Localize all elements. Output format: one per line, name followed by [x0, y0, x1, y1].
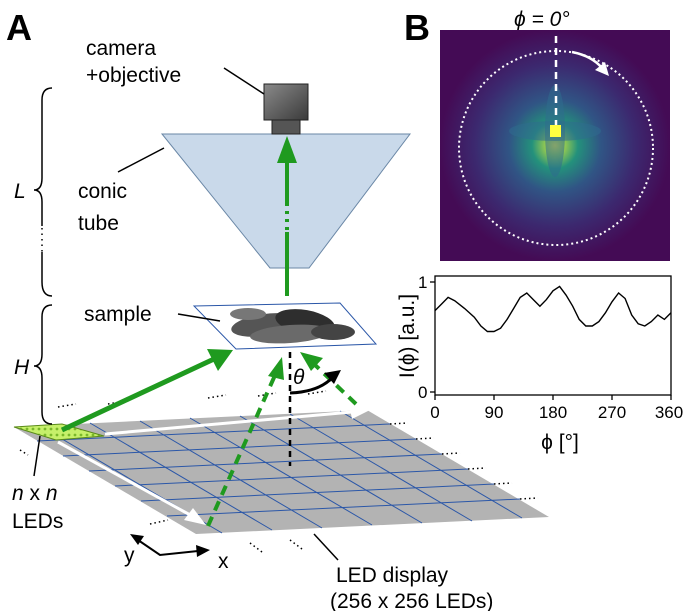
axis-x-label: x: [218, 550, 229, 573]
plot-x-label: ϕ [°]: [541, 431, 579, 454]
axis-y-head: [130, 534, 144, 545]
sample-tissue: [230, 308, 355, 344]
fourier-center: [550, 125, 561, 137]
illum-ray-solid-head: [207, 349, 233, 371]
intensity-series-line: [434, 285, 672, 333]
x-tick-360: 360: [655, 403, 683, 422]
camera-body: [263, 83, 309, 121]
theta-arc-head: [324, 370, 341, 384]
conic-pointer: [117, 147, 165, 173]
scan-arrow-x: [104, 410, 353, 436]
theta-arc: [289, 376, 334, 395]
scan-arrow-x-head: [349, 404, 370, 419]
illum-ray-solid: [60, 356, 216, 433]
y-tick-0: 0: [418, 383, 427, 402]
phi-zero-label: ϕ = 0°: [514, 8, 570, 31]
panel-label-b: B: [404, 7, 430, 48]
brace-H: [33, 304, 53, 425]
x-tick-270: 270: [598, 403, 626, 422]
illum-ray-near: [206, 372, 278, 527]
detect-ray-head: [277, 136, 297, 163]
conic-label-1: conic: [78, 180, 127, 203]
y-tick-1: 1: [418, 273, 427, 292]
camera-label-1: camera: [86, 37, 156, 60]
leds-label-2: LEDs: [12, 510, 63, 533]
x-tick-0: 0: [430, 403, 439, 422]
sample-pointer: [177, 313, 221, 322]
camera-label-2: +objective: [86, 64, 181, 87]
scan-arrow-y-head: [184, 508, 206, 525]
x-tick-180: 180: [539, 403, 567, 422]
leds-pointer: [33, 435, 41, 477]
display-pointer: [313, 533, 339, 561]
display-label-1: LED display: [336, 564, 449, 587]
scan-arrow-y: [57, 440, 193, 518]
camera-pointer: [223, 67, 265, 95]
brace-L: [33, 87, 53, 297]
illum-ray-right: [312, 362, 358, 406]
display-label-2: (256 x 256 LEDs): [330, 590, 493, 611]
led-patch: [13, 423, 105, 441]
theta-label: θ: [293, 366, 305, 389]
illum-ray-right-head: [300, 352, 323, 371]
conic-label-2: tube: [78, 212, 119, 235]
sample-label: sample: [84, 303, 152, 326]
phi-direction-head: [595, 62, 609, 76]
camera-objective: [271, 119, 301, 135]
L-label: L: [14, 180, 26, 203]
grid-continuation-dots: [19, 390, 539, 553]
leds-label-1: n x n: [12, 482, 58, 505]
plot-frame: [434, 275, 672, 396]
plot-y-label: I(ϕ) [a.u.]: [396, 294, 419, 378]
led-grid-lines: [36, 410, 523, 534]
axes-lines: [137, 539, 199, 557]
x-tick-90: 90: [485, 403, 504, 422]
axis-y-label: y: [124, 544, 135, 567]
illum-ray-near-head: [268, 357, 284, 380]
axis-x-head: [196, 545, 210, 557]
plot-ticks: [430, 281, 672, 400]
H-label: H: [14, 356, 30, 379]
panel-label-a: A: [6, 7, 32, 48]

Stated problem:
Please rewrite the records above with "Localize" replaced by "Locate" and everything else unchanged. Leave the pictures out.

The reply:
Locate all elements. Output format: one per line, name followed by [x0, y0, x1, y1].
axis-x-label: x: [218, 550, 229, 573]
plot-x-label: ϕ [°]: [541, 431, 579, 454]
axis-y-head: [130, 534, 144, 545]
sample-tissue: [230, 308, 355, 344]
fourier-center: [550, 125, 561, 137]
illum-ray-solid-head: [207, 349, 233, 371]
intensity-series-line: [434, 285, 672, 333]
x-tick-360: 360: [655, 403, 683, 422]
camera-body: [263, 83, 309, 121]
theta-arc-head: [324, 370, 341, 384]
conic-pointer: [117, 147, 165, 173]
scan-arrow-x: [104, 410, 353, 436]
theta-arc: [289, 376, 334, 395]
scan-arrow-x-head: [349, 404, 370, 419]
illum-ray-solid: [60, 356, 216, 433]
y-tick-0: 0: [418, 383, 427, 402]
phi-zero-label: ϕ = 0°: [514, 8, 570, 31]
panel-label-b: B: [404, 7, 430, 48]
brace-H: [33, 304, 53, 425]
x-tick-270: 270: [598, 403, 626, 422]
illum-ray-near: [206, 372, 278, 527]
detect-ray-head: [277, 136, 297, 163]
conic-label-1: conic: [78, 180, 127, 203]
y-tick-1: 1: [418, 273, 427, 292]
camera-label-1: camera: [86, 37, 156, 60]
leds-label-2: LEDs: [12, 510, 63, 533]
x-tick-0: 0: [430, 403, 439, 422]
sample-pointer: [177, 313, 221, 322]
camera-label-2: +objective: [86, 64, 181, 87]
scan-arrow-y-head: [184, 508, 206, 525]
x-tick-180: 180: [539, 403, 567, 422]
leds-pointer: [33, 435, 41, 477]
display-pointer: [313, 533, 339, 561]
display-label-1: LED display: [336, 564, 449, 587]
scan-arrow-y: [57, 440, 193, 518]
camera-pointer: [223, 67, 265, 95]
brace-L: [33, 87, 53, 297]
illum-ray-right: [312, 362, 358, 406]
display-label-2: (256 x 256 LEDs): [330, 590, 493, 611]
led-patch: [13, 423, 105, 441]
theta-label: θ: [293, 366, 305, 389]
illum-ray-right-head: [300, 352, 323, 371]
conic-label-2: tube: [78, 212, 119, 235]
sample-label: sample: [84, 303, 152, 326]
phi-direction-head: [595, 62, 609, 76]
camera-objective: [271, 119, 301, 135]
L-label: L: [14, 180, 26, 203]
grid-continuation-dots: [19, 390, 539, 553]
leds-label-1: n x n: [12, 482, 58, 505]
plot-frame: [434, 275, 672, 396]
plot-y-label: I(ϕ) [a.u.]: [396, 294, 419, 378]
led-grid-lines: [36, 410, 523, 534]
axes-lines: [137, 539, 199, 557]
x-tick-90: 90: [485, 403, 504, 422]
axis-y-label: y: [124, 544, 135, 567]
illum-ray-near-head: [268, 357, 284, 380]
axis-x-head: [196, 545, 210, 557]
plot-ticks: [430, 281, 672, 400]
H-label: H: [14, 356, 30, 379]
panel-label-a: A: [6, 7, 32, 48]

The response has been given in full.